#### DATA ENTRIES:

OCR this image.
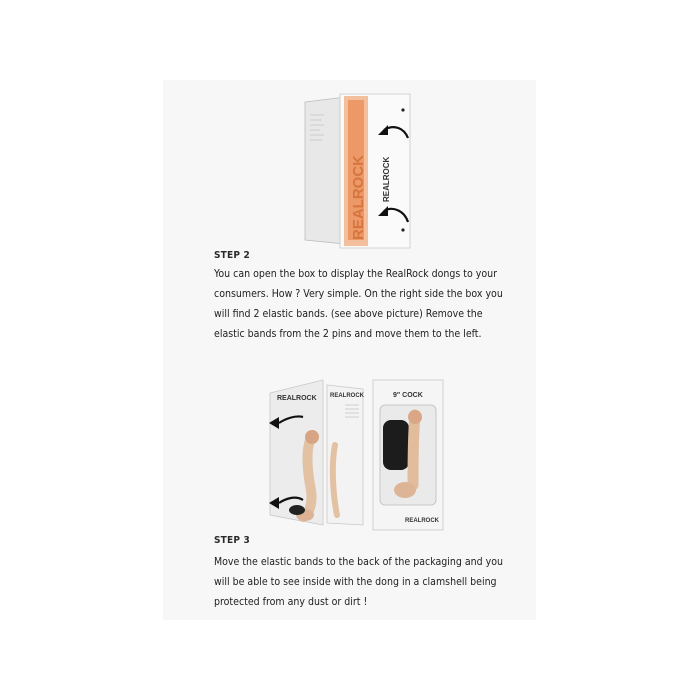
REALROCK REALROCK
STEP 2
You can open the box to display the RealRock dongs to your
consumers. How ? Very simple. On the right side the box you
will find 2 elastic bands. (see above picture) Remove the
elastic bands from the 2 pins and move them to the left.
REALROCK REALROCK	9" COCK
REALROCK
STEP 3
Move the elastic bands to the back of the packaging and you
will be able to see inside with the dong in a clamshell being
protected from any dust or dirt !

#### STATED TASK:
Your task is to repeat the data above exactly while excluding the pictures.

#### EXPECTED ANSWER:
OCR this image.
REALROCK REALROCK
STEP 2
You can open the box to display the RealRock dongs to your
consumers. How ? Very simple. On the right side the box you
will find 2 elastic bands. (see above picture) Remove the
elastic bands from the 2 pins and move them to the left.
REALROCK REALROCK	9" COCK
REALROCK
STEP 3
Move the elastic bands to the back of the packaging and you
will be able to see inside with the dong in a clamshell being
protected from any dust or dirt !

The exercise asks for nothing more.